>> begin Data provided

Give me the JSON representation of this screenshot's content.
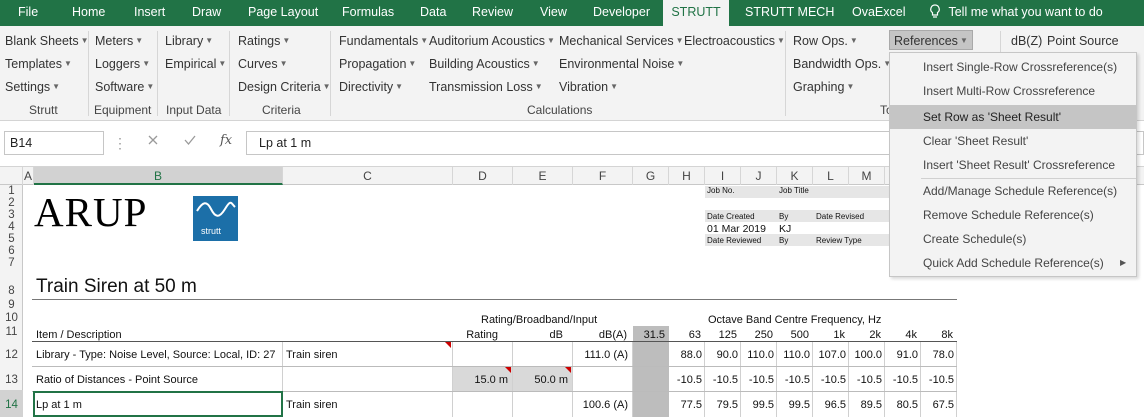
{
  "tabs": [
    "File",
    "Home",
    "Insert",
    "Draw",
    "Page Layout",
    "Formulas",
    "Data",
    "Review",
    "View",
    "Developer",
    "STRUTT",
    "STRUTT MECH",
    "OvaExcel"
  ],
  "tell_me": "Tell me what you want to do",
  "ribbon": {
    "strutt": [
      "Blank Sheets",
      "Templates",
      "Settings"
    ],
    "equipment": [
      "Meters",
      "Loggers",
      "Software"
    ],
    "input": [
      "Library",
      "Empirical"
    ],
    "criteria": [
      "Ratings",
      "Curves",
      "Design Criteria"
    ],
    "calc1": [
      "Fundamentals",
      "Propagation",
      "Directivity"
    ],
    "calc2": [
      "Auditorium Acoustics",
      "Building Acoustics",
      "Transmission Loss"
    ],
    "calc3": [
      "Mechanical Services",
      "Environmental Noise",
      "Vibration"
    ],
    "calc4": [
      "Electroacoustics"
    ],
    "tools": [
      "Row Ops.",
      "Bandwidth Ops.",
      "Graphing"
    ],
    "references": "References",
    "dbz": "dB(Z)",
    "point_source": "Point Source",
    "groups": {
      "strutt": "Strutt",
      "equipment": "Equipment",
      "input": "Input Data",
      "criteria": "Criteria",
      "calc": "Calculations",
      "tools": "To"
    }
  },
  "formula_bar": {
    "name_box": "B14",
    "fx": "fx",
    "value": "Lp at 1 m"
  },
  "columns": [
    "A",
    "B",
    "C",
    "D",
    "E",
    "F",
    "G",
    "H",
    "I",
    "J",
    "K",
    "L",
    "M"
  ],
  "rows": [
    "1",
    "2",
    "3",
    "4",
    "5",
    "6",
    "7",
    "8",
    "9",
    "10",
    "11",
    "12",
    "13",
    "14"
  ],
  "sheet": {
    "logo_text": "ARUP",
    "logo_sub": "strutt",
    "job_no": "Job No.",
    "job_title": "Job Title",
    "date_created_label": "Date Created",
    "by_label": "By",
    "date_revised_label": "Date Revised",
    "date_created": "01 Mar 2019",
    "by": "KJ",
    "date_reviewed_label": "Date Reviewed",
    "by2_label": "By",
    "review_type_label": "Review Type",
    "title": "Train Siren at 50 m",
    "group_rating": "Rating/Broadband/Input",
    "group_octave": "Octave Band Centre Frequency, Hz",
    "hdr_item": "Item / Description",
    "hdr_rating": "Rating",
    "hdr_db": "dB",
    "hdr_dba": "dB(A)",
    "freqs": [
      "31.5",
      "63",
      "125",
      "250",
      "500",
      "1k",
      "2k",
      "4k",
      "8k"
    ],
    "r12": {
      "desc": "Library - Type: Noise Level, Source: Local, ID: 27",
      "c": "Train siren",
      "dba": "111.0 (A)",
      "vals": [
        "",
        "88.0",
        "90.0",
        "110.0",
        "110.0",
        "107.0",
        "100.0",
        "91.0",
        "78.0"
      ]
    },
    "r13": {
      "desc": "Ratio of Distances -  Point Source",
      "d": "15.0 m",
      "e": "50.0 m",
      "vals": [
        "",
        "-10.5",
        "-10.5",
        "-10.5",
        "-10.5",
        "-10.5",
        "-10.5",
        "-10.5",
        "-10.5"
      ]
    },
    "r14": {
      "desc": "Lp at 1 m",
      "c": "Train siren",
      "dba": "100.6 (A)",
      "vals": [
        "",
        "77.5",
        "79.5",
        "99.5",
        "99.5",
        "96.5",
        "89.5",
        "80.5",
        "67.5"
      ]
    }
  },
  "menu": [
    {
      "label": "Insert Single-Row Crossreference(s)"
    },
    {
      "label": "Insert Multi-Row Crossreference"
    },
    {
      "label": "Set Row as 'Sheet Result'"
    },
    {
      "label": "Clear 'Sheet Result'"
    },
    {
      "label": "Insert 'Sheet Result' Crossreference"
    },
    {
      "label": "Add/Manage Schedule Reference(s)"
    },
    {
      "label": "Remove Schedule Reference(s)"
    },
    {
      "label": "Create Schedule(s)"
    },
    {
      "label": "Quick Add Schedule Reference(s)"
    }
  ],
  "colors": {
    "excel_green": "#217346",
    "strutt_blue": "#1c6fa8",
    "note_red": "#c00000"
  },
  "icons": [
    "lightbulb-icon",
    "cancel-icon",
    "enter-icon",
    "fx-icon",
    "submenu-arrow-icon",
    "dropdown-arrow-icon"
  ]
}
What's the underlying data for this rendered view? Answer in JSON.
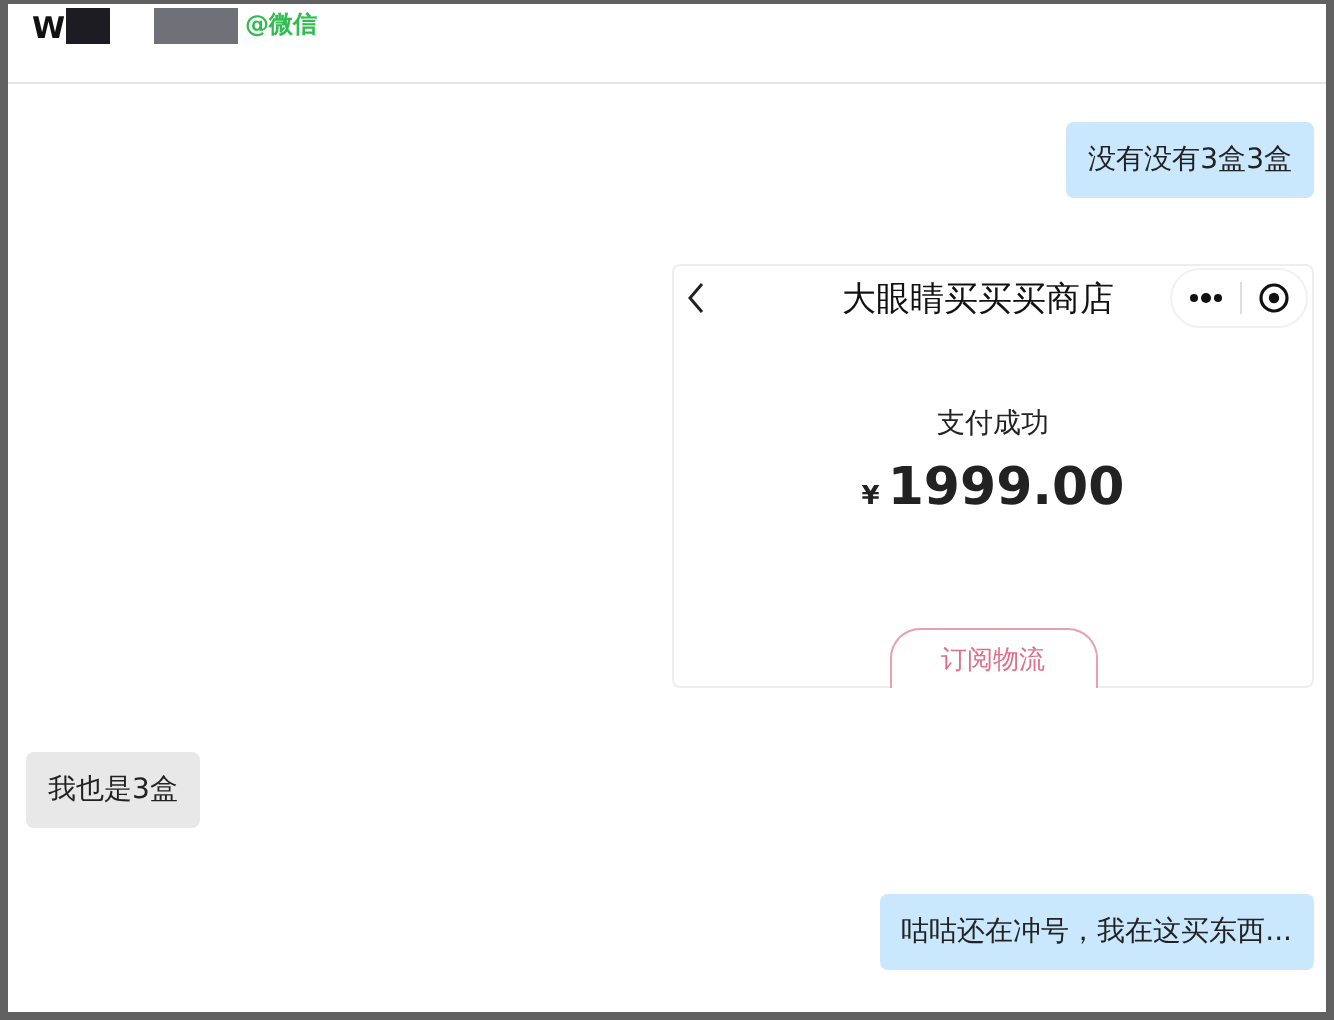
{
  "header": {
    "name_visible": "W",
    "source": "@微信"
  },
  "messages": [
    {
      "kind": "text",
      "outgoing": true,
      "text": "没有没有3盒3盒"
    },
    {
      "kind": "payment_card",
      "outgoing": true,
      "title": "大眼睛买买买商店",
      "status": "支付成功",
      "currency": "¥",
      "amount": "1999.00",
      "button": "订阅物流"
    },
    {
      "kind": "text",
      "outgoing": false,
      "text": "我也是3盒"
    },
    {
      "kind": "text",
      "outgoing": true,
      "text": "咕咕还在冲号，我在这买东西..."
    }
  ]
}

>> end Data provided

#### Written problem:
Exactly as written, give again every line from the one containing "What's the underlying" through the last line of the material, both included, with the pictures left out.

#### Exercise answer:
What's the underlying data for this rendered view? Answer in JSON.
{
  "header": {
    "name_visible": "W",
    "source": "@微信"
  },
  "messages": [
    {
      "kind": "text",
      "outgoing": true,
      "text": "没有没有3盒3盒"
    },
    {
      "kind": "payment_card",
      "outgoing": true,
      "title": "大眼睛买买买商店",
      "status": "支付成功",
      "currency": "¥",
      "amount": "1999.00",
      "button": "订阅物流"
    },
    {
      "kind": "text",
      "outgoing": false,
      "text": "我也是3盒"
    },
    {
      "kind": "text",
      "outgoing": true,
      "text": "咕咕还在冲号，我在这买东西..."
    }
  ]
}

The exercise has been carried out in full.